** start of RECORDS PROVIDED **

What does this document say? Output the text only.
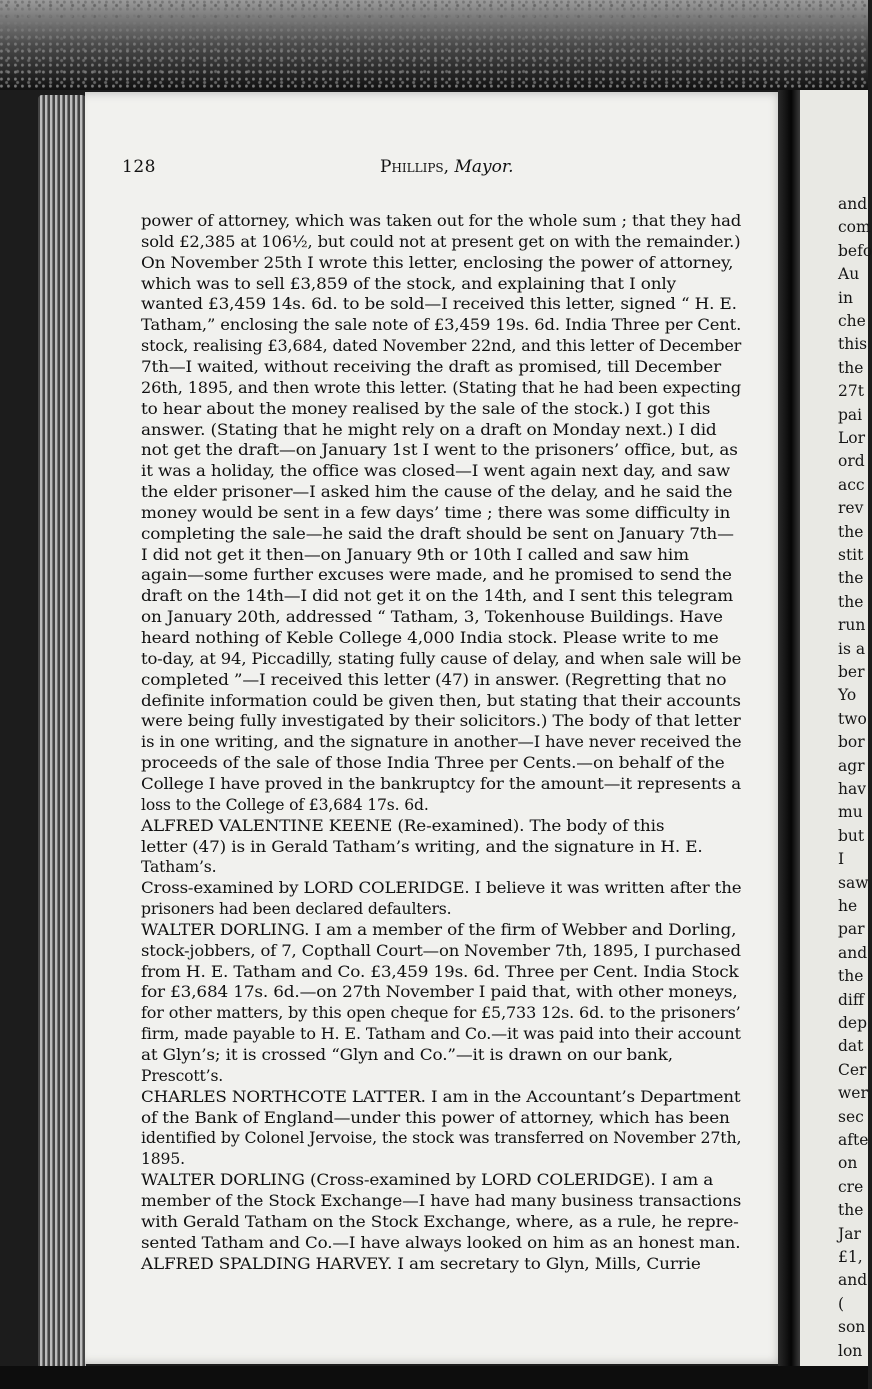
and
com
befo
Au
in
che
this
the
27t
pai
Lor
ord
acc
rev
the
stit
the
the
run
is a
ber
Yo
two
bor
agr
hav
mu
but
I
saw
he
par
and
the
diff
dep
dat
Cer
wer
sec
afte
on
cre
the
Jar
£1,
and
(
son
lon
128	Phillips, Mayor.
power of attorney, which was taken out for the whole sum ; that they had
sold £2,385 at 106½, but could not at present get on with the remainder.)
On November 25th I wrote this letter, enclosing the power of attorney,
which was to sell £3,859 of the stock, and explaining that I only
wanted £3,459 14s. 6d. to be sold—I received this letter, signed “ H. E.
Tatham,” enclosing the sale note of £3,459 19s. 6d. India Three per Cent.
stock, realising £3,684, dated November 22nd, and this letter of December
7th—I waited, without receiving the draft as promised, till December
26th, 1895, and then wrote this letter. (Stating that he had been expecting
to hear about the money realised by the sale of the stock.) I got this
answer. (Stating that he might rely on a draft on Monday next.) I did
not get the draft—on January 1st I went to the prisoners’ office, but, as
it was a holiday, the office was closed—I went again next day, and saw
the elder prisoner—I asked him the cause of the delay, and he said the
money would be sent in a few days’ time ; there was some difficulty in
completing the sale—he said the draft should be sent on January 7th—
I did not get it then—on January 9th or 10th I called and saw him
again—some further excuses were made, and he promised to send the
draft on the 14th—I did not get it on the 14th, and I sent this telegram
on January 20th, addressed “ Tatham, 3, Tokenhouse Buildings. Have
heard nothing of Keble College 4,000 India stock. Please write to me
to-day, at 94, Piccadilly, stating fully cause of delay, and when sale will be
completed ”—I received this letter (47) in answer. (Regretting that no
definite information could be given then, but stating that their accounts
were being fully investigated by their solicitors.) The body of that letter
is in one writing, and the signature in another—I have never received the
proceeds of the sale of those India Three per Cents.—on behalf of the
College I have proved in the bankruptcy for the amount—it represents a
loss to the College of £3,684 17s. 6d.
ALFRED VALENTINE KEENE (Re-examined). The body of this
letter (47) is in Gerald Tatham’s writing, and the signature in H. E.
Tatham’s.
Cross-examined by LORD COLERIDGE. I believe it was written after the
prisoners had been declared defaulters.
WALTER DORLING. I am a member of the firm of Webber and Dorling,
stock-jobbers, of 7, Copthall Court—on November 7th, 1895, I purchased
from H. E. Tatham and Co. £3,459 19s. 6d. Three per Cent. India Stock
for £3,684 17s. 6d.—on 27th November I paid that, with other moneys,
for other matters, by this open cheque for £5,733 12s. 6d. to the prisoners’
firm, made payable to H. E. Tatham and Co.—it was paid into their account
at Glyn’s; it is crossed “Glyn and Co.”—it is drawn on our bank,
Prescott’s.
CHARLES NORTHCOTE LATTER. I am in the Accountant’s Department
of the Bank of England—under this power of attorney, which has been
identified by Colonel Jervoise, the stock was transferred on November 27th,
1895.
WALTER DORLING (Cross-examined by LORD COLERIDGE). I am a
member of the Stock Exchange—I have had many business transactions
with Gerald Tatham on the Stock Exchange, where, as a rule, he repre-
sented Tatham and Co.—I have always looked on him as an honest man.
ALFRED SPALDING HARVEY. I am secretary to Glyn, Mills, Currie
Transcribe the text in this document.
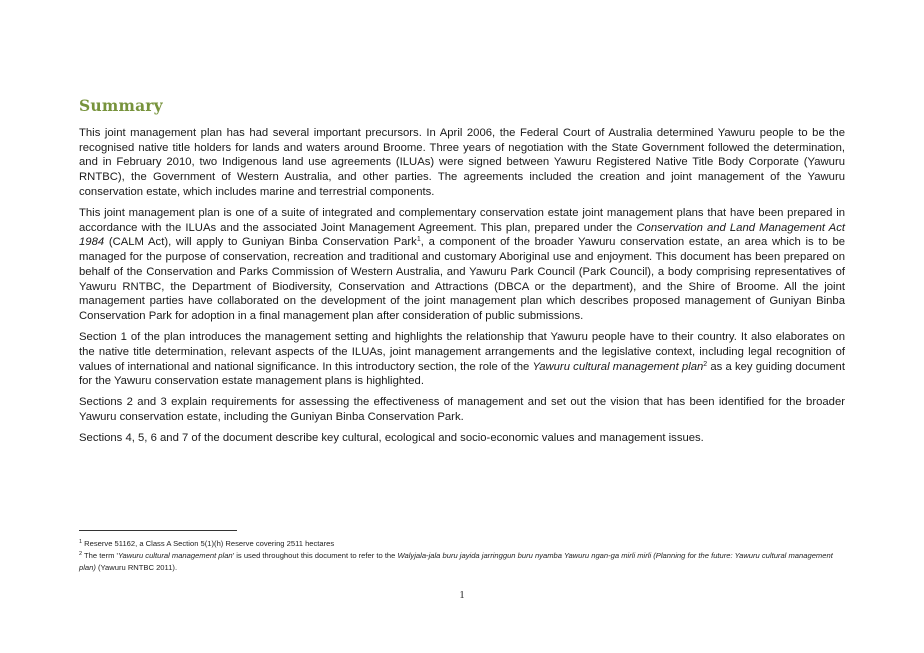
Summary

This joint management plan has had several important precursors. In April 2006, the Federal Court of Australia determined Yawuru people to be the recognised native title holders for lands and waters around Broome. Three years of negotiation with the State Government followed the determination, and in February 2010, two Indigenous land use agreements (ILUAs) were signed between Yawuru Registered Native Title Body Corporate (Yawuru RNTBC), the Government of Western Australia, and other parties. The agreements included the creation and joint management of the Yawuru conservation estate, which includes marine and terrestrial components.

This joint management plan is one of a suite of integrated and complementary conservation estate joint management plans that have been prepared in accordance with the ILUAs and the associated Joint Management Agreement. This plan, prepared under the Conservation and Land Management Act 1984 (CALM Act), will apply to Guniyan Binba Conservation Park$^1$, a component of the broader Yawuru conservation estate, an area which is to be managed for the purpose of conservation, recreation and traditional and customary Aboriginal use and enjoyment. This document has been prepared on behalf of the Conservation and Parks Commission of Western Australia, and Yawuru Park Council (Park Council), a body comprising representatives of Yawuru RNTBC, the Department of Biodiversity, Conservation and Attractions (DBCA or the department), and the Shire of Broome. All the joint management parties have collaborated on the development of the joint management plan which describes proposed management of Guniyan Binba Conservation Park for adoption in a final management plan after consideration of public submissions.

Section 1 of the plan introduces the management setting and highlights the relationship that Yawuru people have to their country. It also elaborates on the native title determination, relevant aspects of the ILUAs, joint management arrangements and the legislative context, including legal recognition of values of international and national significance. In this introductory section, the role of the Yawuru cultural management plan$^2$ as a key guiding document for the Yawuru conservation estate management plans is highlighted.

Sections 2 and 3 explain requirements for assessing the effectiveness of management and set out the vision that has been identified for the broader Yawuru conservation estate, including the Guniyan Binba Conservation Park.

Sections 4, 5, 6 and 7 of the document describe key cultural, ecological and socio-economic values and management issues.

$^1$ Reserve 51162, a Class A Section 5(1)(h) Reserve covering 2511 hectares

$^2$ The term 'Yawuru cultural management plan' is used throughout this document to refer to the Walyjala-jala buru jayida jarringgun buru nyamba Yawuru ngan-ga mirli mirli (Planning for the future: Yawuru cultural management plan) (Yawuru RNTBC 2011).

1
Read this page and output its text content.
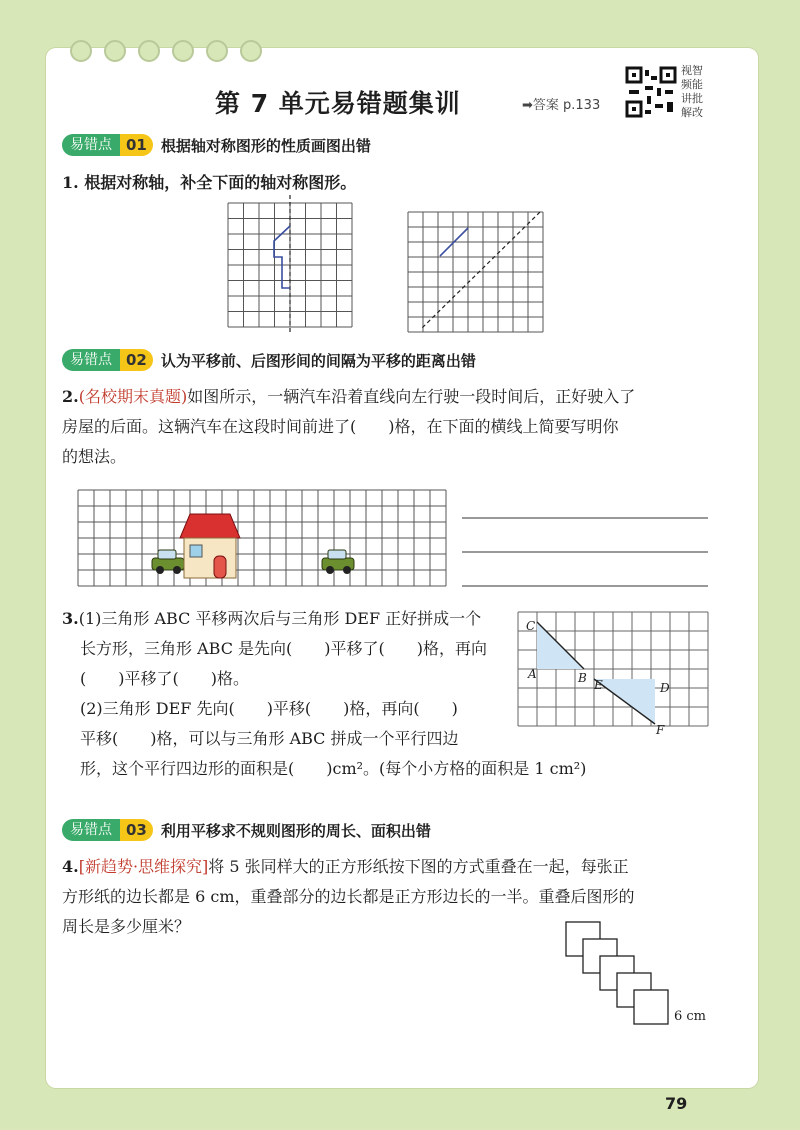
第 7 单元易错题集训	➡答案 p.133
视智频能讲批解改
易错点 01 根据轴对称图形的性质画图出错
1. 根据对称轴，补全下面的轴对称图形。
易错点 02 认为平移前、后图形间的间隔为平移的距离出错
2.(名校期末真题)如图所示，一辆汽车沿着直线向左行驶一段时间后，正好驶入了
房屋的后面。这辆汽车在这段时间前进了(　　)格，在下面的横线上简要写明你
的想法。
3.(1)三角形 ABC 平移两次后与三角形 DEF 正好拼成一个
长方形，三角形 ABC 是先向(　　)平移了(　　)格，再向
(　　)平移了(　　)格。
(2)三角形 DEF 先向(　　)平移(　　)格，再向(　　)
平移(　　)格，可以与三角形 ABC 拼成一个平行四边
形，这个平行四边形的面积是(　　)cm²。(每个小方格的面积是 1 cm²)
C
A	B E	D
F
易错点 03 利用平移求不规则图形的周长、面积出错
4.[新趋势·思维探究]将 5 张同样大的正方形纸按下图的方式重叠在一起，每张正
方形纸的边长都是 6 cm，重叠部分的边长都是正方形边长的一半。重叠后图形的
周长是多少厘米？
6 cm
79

** end of RECORDS PROVIDED **

> **TASK TO CARRY OUT**: Search the preceding listing for the word "firm" and pull out every line that holds it.

> **ANSWER FOR THIS EXERCISE**:
WALTER DORLING. I am a member of the firm of Webber and Dorling,
firm, made payable to H. E. Tatham and Co.—it was paid into their account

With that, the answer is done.